WORK TO DO => Copy all the entries word for word, but omit the pictures.
##### SUPPLIED MATERIAL
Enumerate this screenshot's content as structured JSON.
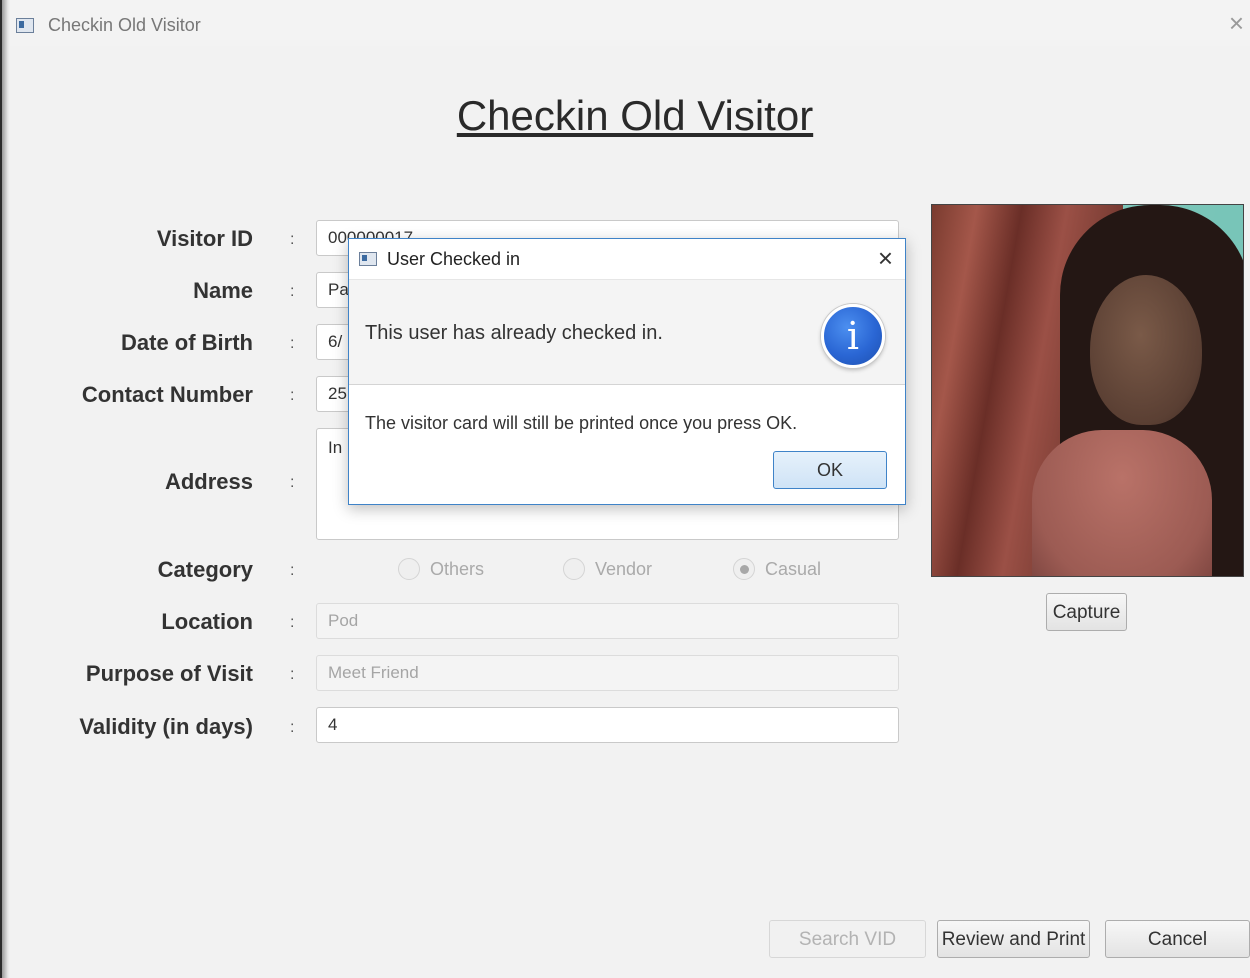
{
  "window": {
    "title": "Checkin Old Visitor"
  },
  "heading": "Checkin Old Visitor",
  "form": {
    "colon": ":",
    "labels": {
      "visitor_id": "Visitor ID",
      "name": "Name",
      "dob": "Date of Birth",
      "contact": "Contact Number",
      "address": "Address",
      "category": "Category",
      "location": "Location",
      "purpose": "Purpose of Visit",
      "validity": "Validity (in days)"
    },
    "values": {
      "visitor_id": "000000017",
      "name": "Pa",
      "dob": "6/",
      "contact": "25",
      "address": "In",
      "location": "Pod",
      "purpose": "Meet Friend",
      "validity": "4"
    },
    "category_options": [
      {
        "label": "Others",
        "selected": false
      },
      {
        "label": "Vendor",
        "selected": false
      },
      {
        "label": "Casual",
        "selected": true
      }
    ]
  },
  "buttons": {
    "capture": "Capture",
    "search": "Search VID",
    "review": "Review and Print",
    "cancel": "Cancel"
  },
  "dialog": {
    "title": "User Checked in",
    "header": "This user has already checked in.",
    "content": "The visitor card will still be printed once you press OK.",
    "ok": "OK",
    "icon_glyph": "i"
  },
  "icons": {
    "close": "×",
    "info": "info-icon"
  }
}
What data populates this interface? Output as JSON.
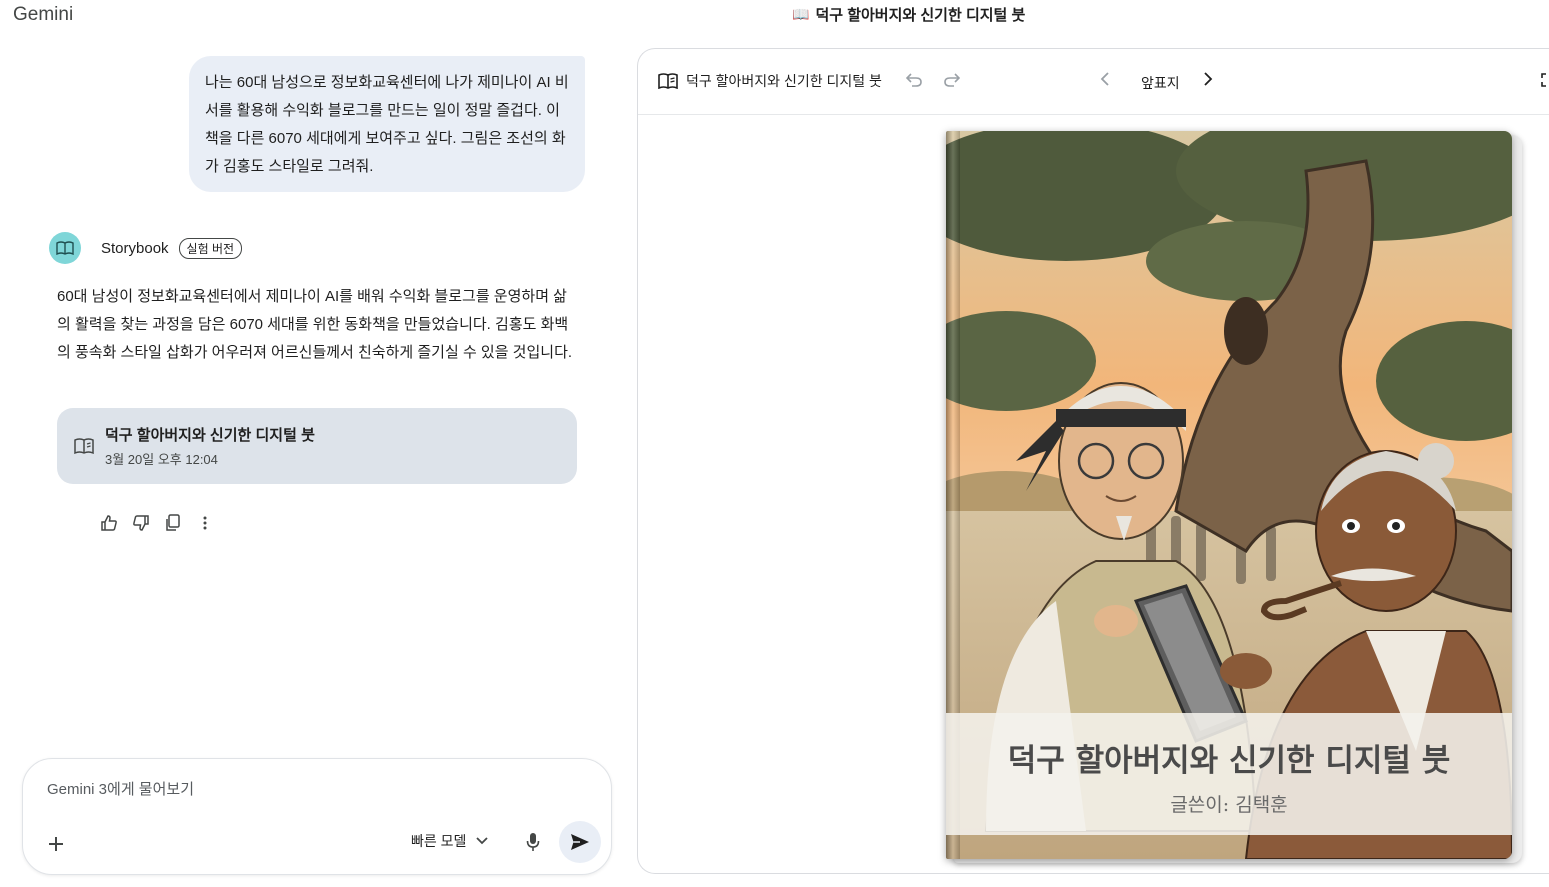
{
  "app": {
    "title": "Gemini"
  },
  "window": {
    "title": "덕구 할아버지와 신기한 디지털 붓"
  },
  "chat": {
    "user_message": "나는 60대 남성으로 정보화교육센터에 나가 제미나이 AI 비서를 활용해 수익화 블로그를 만드는 일이 정말 즐겁다. 이 책을 다른 6070 세대에게 보여주고 싶다. 그림은 조선의 화가 김홍도 스타일로 그려줘.",
    "agent_name": "Storybook",
    "agent_badge": "실험 버전",
    "response": "60대 남성이 정보화교육센터에서 제미나이 AI를 배워 수익화 블로그를 운영하며 삶의 활력을 찾는 과정을 담은 6070 세대를 위한 동화책을 만들었습니다. 김홍도 화백의 풍속화 스타일 삽화가 어우러져 어르신들께서 친숙하게 즐기실 수 있을 것입니다.",
    "card": {
      "title": "덕구 할아버지와 신기한 디지털 붓",
      "date": "3월 20일 오후 12:04"
    },
    "actions": [
      "thumbs-up",
      "thumbs-down",
      "copy",
      "more"
    ]
  },
  "composer": {
    "placeholder": "Gemini 3에게 물어보기",
    "model_label": "빠른 모델"
  },
  "viewer": {
    "title": "덕구 할아버지와 신기한 디지털 붓",
    "page_label": "앞표지",
    "cover_title": "덕구 할아버지와 신기한 디지털 붓",
    "cover_author": "글쓴이: 김택훈"
  },
  "colors": {
    "accent": "#7fd6d8",
    "bubble": "#e9eef6",
    "card": "#dde3ea"
  }
}
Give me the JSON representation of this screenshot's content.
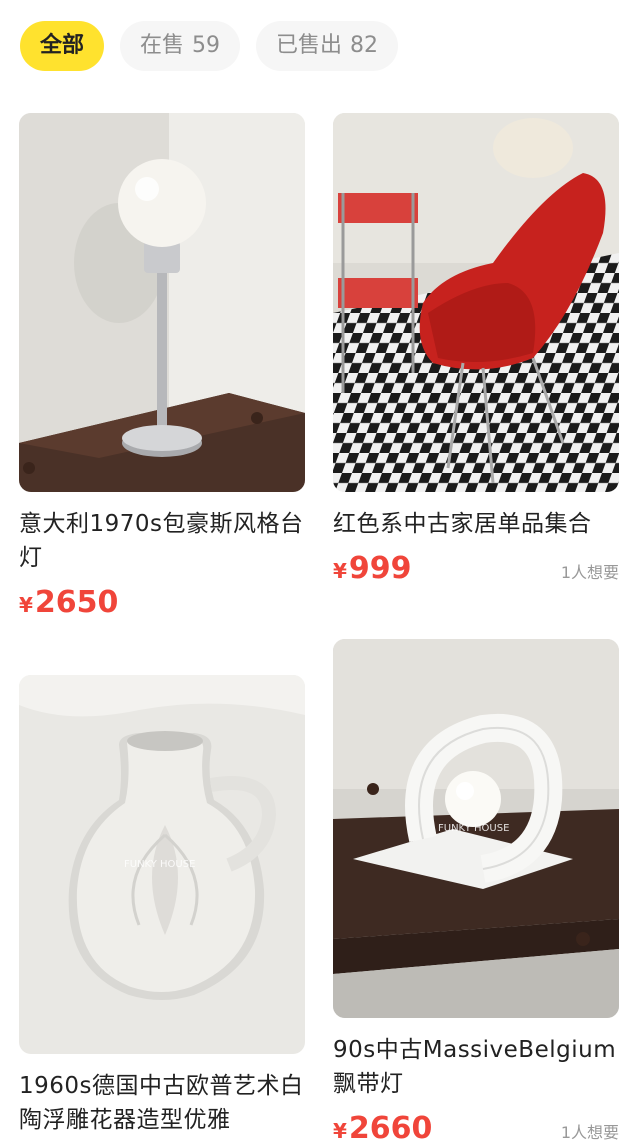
{
  "tabs": [
    {
      "label": "全部",
      "count": ""
    },
    {
      "label": "在售",
      "count": "59"
    },
    {
      "label": "已售出",
      "count": "82"
    }
  ],
  "products": {
    "left": [
      {
        "title": "意大利1970s包豪斯风格台灯",
        "currency": "¥",
        "price": "2650",
        "wants": ""
      },
      {
        "title": "1960s德国中古欧普艺术白陶浮雕花器造型优雅",
        "currency": "",
        "price": "",
        "wants": ""
      }
    ],
    "right": [
      {
        "title": "红色系中古家居单品集合",
        "currency": "¥",
        "price": "999",
        "wants": "1人想要"
      },
      {
        "title": "90s中古MassiveBelgium飘带灯",
        "currency": "¥",
        "price": "2660",
        "wants": "1人想要"
      }
    ]
  },
  "watermark": "FUNKY HOUSE",
  "colors": {
    "accent": "#ffe22e",
    "price": "#f0453a"
  }
}
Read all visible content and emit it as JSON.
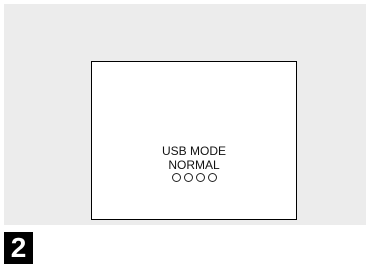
{
  "screen": {
    "line1": "USB MODE",
    "line2": "NORMAL",
    "dot_count": 4
  },
  "step": {
    "number": "2"
  },
  "colors": {
    "panel_background": "#ececec",
    "screen_background": "#ffffff",
    "screen_border": "#000000",
    "badge_background": "#000000",
    "badge_text": "#ffffff"
  }
}
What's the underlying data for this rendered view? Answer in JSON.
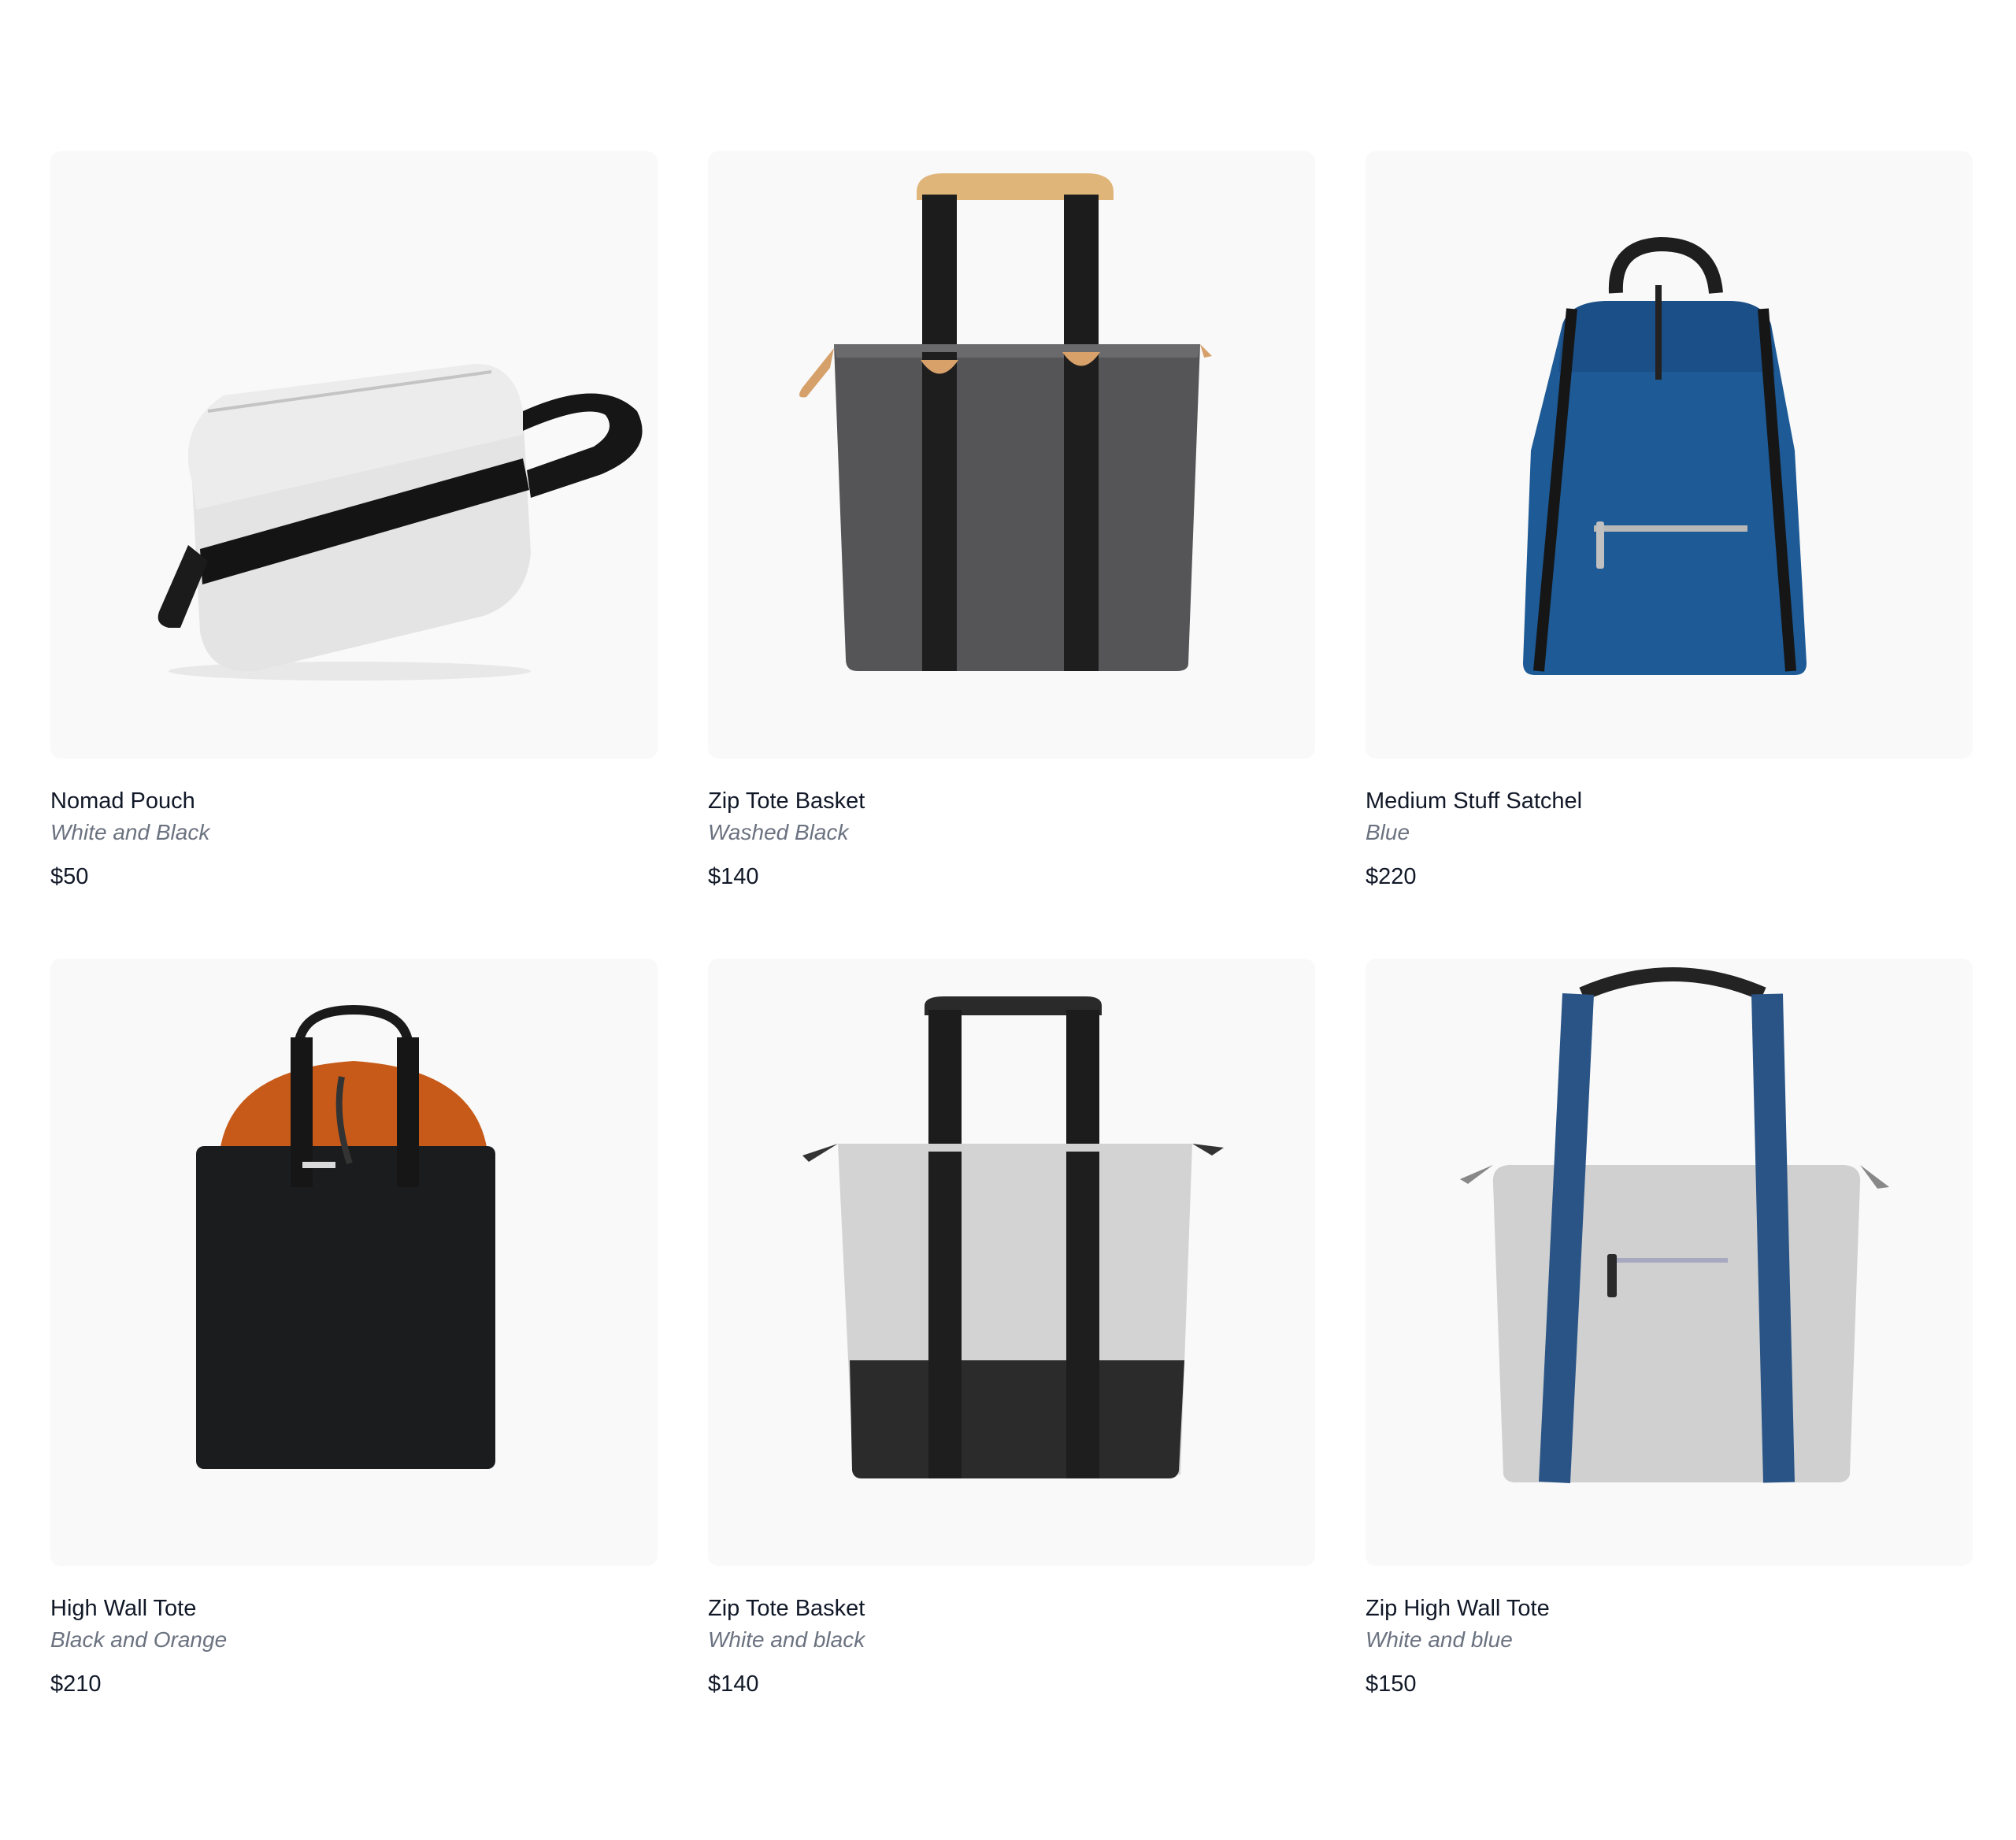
{
  "products": [
    {
      "name": "Nomad Pouch",
      "color": "White and Black",
      "price": "$50",
      "image": "bag-pouch-image"
    },
    {
      "name": "Zip Tote Basket",
      "color": "Washed Black",
      "price": "$140",
      "image": "bag-tote-grey-image"
    },
    {
      "name": "Medium Stuff Satchel",
      "color": "Blue",
      "price": "$220",
      "image": "bag-satchel-blue-image"
    },
    {
      "name": "High Wall Tote",
      "color": "Black and Orange",
      "price": "$210",
      "image": "bag-tote-black-orange-image"
    },
    {
      "name": "Zip Tote Basket",
      "color": "White and black",
      "price": "$140",
      "image": "bag-tote-white-black-image"
    },
    {
      "name": "Zip High Wall Tote",
      "color": "White and blue",
      "price": "$150",
      "image": "bag-tote-white-blue-image"
    }
  ]
}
##########
RESULT OF THIS TASK =>
Enumerate this screenshot's content as structured JSON.
{
  "window": {
    "title": "Checkin Old Visitor"
  },
  "heading": "Checkin Old Visitor",
  "form": {
    "colon": ":",
    "labels": {
      "visitor_id": "Visitor ID",
      "name": "Name",
      "dob": "Date of Birth",
      "contact": "Contact Number",
      "address": "Address",
      "category": "Category",
      "location": "Location",
      "purpose": "Purpose of Visit",
      "validity": "Validity (in days)"
    },
    "values": {
      "visitor_id": "000000017",
      "name": "Pa",
      "dob": "6/",
      "contact": "25",
      "address": "In",
      "location": "Pod",
      "purpose": "Meet Friend",
      "validity": "4"
    },
    "category_options": [
      {
        "label": "Others",
        "selected": false
      },
      {
        "label": "Vendor",
        "selected": false
      },
      {
        "label": "Casual",
        "selected": true
      }
    ]
  },
  "buttons": {
    "capture": "Capture",
    "search": "Search VID",
    "review": "Review and Print",
    "cancel": "Cancel"
  },
  "dialog": {
    "title": "User Checked in",
    "header": "This user has already checked in.",
    "content": "The visitor card will still be printed once you press OK.",
    "ok": "OK",
    "icon_glyph": "i"
  },
  "icons": {
    "close": "×",
    "info": "info-icon"
  }
}
What data populates this interface? Output as JSON.
{
  "app": {
    "title": "Gemini"
  },
  "window": {
    "title": "덕구 할아버지와 신기한 디지털 붓"
  },
  "chat": {
    "user_message": "나는 60대 남성으로 정보화교육센터에 나가 제미나이 AI 비서를 활용해 수익화 블로그를 만드는 일이 정말 즐겁다. 이 책을 다른 6070 세대에게 보여주고 싶다. 그림은 조선의 화가 김홍도 스타일로 그려줘.",
    "agent_name": "Storybook",
    "agent_badge": "실험 버전",
    "response": "60대 남성이 정보화교육센터에서 제미나이 AI를 배워 수익화 블로그를 운영하며 삶의 활력을 찾는 과정을 담은 6070 세대를 위한 동화책을 만들었습니다. 김홍도 화백의 풍속화 스타일 삽화가 어우러져 어르신들께서 친숙하게 즐기실 수 있을 것입니다.",
    "card": {
      "title": "덕구 할아버지와 신기한 디지털 붓",
      "date": "3월 20일 오후 12:04"
    },
    "actions": [
      "thumbs-up",
      "thumbs-down",
      "copy",
      "more"
    ]
  },
  "composer": {
    "placeholder": "Gemini 3에게 물어보기",
    "model_label": "빠른 모델"
  },
  "viewer": {
    "title": "덕구 할아버지와 신기한 디지털 붓",
    "page_label": "앞표지",
    "cover_title": "덕구 할아버지와 신기한 디지털 붓",
    "cover_author": "글쓴이: 김택훈"
  },
  "colors": {
    "accent": "#7fd6d8",
    "bubble": "#e9eef6",
    "card": "#dde3ea"
  }
}
Give me the JSON representation of this screenshot's content.
{
  "tabs": [
    {
      "label": "全部",
      "count": ""
    },
    {
      "label": "在售",
      "count": "59"
    },
    {
      "label": "已售出",
      "count": "82"
    }
  ],
  "products": {
    "left": [
      {
        "title": "意大利1970s包豪斯风格台灯",
        "currency": "¥",
        "price": "2650",
        "wants": ""
      },
      {
        "title": "1960s德国中古欧普艺术白陶浮雕花器造型优雅",
        "currency": "",
        "price": "",
        "wants": ""
      }
    ],
    "right": [
      {
        "title": "红色系中古家居单品集合",
        "currency": "¥",
        "price": "999",
        "wants": "1人想要"
      },
      {
        "title": "90s中古MassiveBelgium飘带灯",
        "currency": "¥",
        "price": "2660",
        "wants": "1人想要"
      }
    ]
  },
  "watermark": "FUNKY HOUSE",
  "colors": {
    "accent": "#ffe22e",
    "price": "#f0453a"
  }
}
Read all visible content and emit it as JSON.
{
  "screen": {
    "line1": "USB MODE",
    "line2": "NORMAL",
    "dot_count": 4
  },
  "step": {
    "number": "2"
  },
  "colors": {
    "panel_background": "#ececec",
    "screen_background": "#ffffff",
    "screen_border": "#000000",
    "badge_background": "#000000",
    "badge_text": "#ffffff"
  }
}
What's the underlying data for this rendered view? Answer in JSON.
{
  "products": [
    {
      "name": "Nomad Pouch",
      "color": "White and Black",
      "price": "$50",
      "image": "bag-pouch-image"
    },
    {
      "name": "Zip Tote Basket",
      "color": "Washed Black",
      "price": "$140",
      "image": "bag-tote-grey-image"
    },
    {
      "name": "Medium Stuff Satchel",
      "color": "Blue",
      "price": "$220",
      "image": "bag-satchel-blue-image"
    },
    {
      "name": "High Wall Tote",
      "color": "Black and Orange",
      "price": "$210",
      "image": "bag-tote-black-orange-image"
    },
    {
      "name": "Zip Tote Basket",
      "color": "White and black",
      "price": "$140",
      "image": "bag-tote-white-black-image"
    },
    {
      "name": "Zip High Wall Tote",
      "color": "White and blue",
      "price": "$150",
      "image": "bag-tote-white-blue-image"
    }
  ]
}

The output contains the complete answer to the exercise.